Goal = Render the rows as a Markdown table with the columns Number and Text, starting at the first line and ending after the line that contains "595, 1718, 612]". Leave out any blank lines.

BEGIN Available data

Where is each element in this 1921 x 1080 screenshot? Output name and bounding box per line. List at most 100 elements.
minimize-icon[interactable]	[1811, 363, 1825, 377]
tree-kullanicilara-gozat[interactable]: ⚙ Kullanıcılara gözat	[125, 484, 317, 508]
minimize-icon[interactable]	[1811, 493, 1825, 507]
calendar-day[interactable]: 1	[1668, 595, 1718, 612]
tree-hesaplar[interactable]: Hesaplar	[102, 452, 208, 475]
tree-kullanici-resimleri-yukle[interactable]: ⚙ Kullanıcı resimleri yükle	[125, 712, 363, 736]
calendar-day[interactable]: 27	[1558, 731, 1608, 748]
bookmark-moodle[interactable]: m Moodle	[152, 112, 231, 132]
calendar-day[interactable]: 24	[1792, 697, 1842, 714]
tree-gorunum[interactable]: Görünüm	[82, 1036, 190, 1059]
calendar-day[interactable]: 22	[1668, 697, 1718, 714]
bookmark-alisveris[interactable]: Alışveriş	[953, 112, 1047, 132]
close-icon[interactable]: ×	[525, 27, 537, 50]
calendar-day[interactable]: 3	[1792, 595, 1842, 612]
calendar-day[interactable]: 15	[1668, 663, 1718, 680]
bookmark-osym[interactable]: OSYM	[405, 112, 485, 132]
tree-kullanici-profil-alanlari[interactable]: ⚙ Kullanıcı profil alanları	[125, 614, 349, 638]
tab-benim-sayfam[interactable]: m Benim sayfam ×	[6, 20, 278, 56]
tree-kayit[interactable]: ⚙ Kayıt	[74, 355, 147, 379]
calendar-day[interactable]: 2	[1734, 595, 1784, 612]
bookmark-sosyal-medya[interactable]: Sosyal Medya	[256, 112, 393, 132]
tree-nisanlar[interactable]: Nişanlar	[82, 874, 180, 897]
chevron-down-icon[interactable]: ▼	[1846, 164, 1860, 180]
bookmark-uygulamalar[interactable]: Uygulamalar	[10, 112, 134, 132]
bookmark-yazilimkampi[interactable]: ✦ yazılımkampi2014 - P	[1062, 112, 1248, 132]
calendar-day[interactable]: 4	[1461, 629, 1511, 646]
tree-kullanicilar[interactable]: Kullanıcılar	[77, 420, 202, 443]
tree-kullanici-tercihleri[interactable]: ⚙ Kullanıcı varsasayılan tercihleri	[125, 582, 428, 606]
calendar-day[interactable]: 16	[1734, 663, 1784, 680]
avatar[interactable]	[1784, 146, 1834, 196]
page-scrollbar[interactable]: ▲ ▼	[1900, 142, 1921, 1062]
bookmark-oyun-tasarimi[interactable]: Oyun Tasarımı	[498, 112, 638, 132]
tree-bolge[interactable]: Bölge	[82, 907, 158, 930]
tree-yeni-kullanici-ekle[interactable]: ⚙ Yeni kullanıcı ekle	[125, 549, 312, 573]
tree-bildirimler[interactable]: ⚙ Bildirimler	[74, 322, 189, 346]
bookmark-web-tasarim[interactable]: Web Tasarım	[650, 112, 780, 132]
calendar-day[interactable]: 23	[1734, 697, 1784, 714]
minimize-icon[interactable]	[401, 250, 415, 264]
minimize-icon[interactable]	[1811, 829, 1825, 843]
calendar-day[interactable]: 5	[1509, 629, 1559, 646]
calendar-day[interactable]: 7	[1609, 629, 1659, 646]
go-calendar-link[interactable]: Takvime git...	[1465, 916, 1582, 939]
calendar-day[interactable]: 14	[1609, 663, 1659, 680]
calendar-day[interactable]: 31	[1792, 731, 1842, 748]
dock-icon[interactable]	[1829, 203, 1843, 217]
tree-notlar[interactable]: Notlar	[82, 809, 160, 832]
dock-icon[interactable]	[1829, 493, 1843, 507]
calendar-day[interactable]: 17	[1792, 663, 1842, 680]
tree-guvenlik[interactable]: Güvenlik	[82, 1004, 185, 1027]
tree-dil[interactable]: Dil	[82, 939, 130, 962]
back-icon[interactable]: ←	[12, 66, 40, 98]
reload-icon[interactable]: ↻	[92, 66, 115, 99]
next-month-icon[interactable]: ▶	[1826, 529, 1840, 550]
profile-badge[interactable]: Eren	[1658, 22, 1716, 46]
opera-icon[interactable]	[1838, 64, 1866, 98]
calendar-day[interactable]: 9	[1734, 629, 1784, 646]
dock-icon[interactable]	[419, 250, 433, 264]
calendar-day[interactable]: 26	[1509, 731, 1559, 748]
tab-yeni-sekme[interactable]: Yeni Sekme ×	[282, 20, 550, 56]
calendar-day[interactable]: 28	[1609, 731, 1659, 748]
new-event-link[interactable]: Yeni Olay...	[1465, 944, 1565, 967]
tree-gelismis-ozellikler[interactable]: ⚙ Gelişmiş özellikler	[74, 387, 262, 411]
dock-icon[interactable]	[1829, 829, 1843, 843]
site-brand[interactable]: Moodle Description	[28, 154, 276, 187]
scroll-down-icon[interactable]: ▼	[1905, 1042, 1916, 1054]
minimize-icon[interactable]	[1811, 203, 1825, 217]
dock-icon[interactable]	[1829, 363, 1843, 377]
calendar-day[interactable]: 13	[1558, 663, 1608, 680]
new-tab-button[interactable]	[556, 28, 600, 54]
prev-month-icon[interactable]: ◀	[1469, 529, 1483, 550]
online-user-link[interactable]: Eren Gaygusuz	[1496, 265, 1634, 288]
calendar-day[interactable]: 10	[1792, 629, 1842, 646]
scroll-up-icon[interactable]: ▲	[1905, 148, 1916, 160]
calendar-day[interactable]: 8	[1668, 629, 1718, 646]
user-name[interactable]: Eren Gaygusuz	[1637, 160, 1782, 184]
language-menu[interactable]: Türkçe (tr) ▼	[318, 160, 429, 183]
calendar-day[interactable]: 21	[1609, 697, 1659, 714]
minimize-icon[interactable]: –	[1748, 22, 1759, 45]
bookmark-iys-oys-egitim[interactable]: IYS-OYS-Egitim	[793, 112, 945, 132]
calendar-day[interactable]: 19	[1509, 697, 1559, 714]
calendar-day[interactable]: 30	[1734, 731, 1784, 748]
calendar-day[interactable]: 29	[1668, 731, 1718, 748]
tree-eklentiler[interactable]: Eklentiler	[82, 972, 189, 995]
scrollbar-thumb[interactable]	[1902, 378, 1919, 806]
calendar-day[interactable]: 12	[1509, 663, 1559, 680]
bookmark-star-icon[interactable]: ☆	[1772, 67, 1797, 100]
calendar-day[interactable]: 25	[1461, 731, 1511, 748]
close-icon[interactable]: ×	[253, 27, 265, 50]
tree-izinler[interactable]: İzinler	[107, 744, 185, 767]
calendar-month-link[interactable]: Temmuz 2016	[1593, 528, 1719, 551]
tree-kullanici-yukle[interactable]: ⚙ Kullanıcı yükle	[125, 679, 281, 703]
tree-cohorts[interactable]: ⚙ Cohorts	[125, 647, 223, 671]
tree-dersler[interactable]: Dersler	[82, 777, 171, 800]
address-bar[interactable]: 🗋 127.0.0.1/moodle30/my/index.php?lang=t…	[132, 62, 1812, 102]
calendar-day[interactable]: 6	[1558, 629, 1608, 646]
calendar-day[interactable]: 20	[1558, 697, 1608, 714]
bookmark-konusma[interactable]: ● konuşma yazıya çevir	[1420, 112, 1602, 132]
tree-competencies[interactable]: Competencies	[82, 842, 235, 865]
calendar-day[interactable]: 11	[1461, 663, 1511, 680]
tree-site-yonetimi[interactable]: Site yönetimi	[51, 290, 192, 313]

END Available data

Output =
| Number | Text |
|---|---|
| 1 | Where is each element in this 1921 x 1080 screenshot? Output name and bounding box per line. List at most 100 elements. |
| 2 | minimize-icon[interactable]	[1811, 363, 1825, 377] |
| 3 | tree-kullanicilara-gozat[interactable]: ⚙ Kullanıcılara gözat	[125, 484, 317, 508] |
| 4 | minimize-icon[interactable]	[1811, 493, 1825, 507] |
| 5 | calendar-day[interactable]: 1	[1668, 595, 1718, 612] |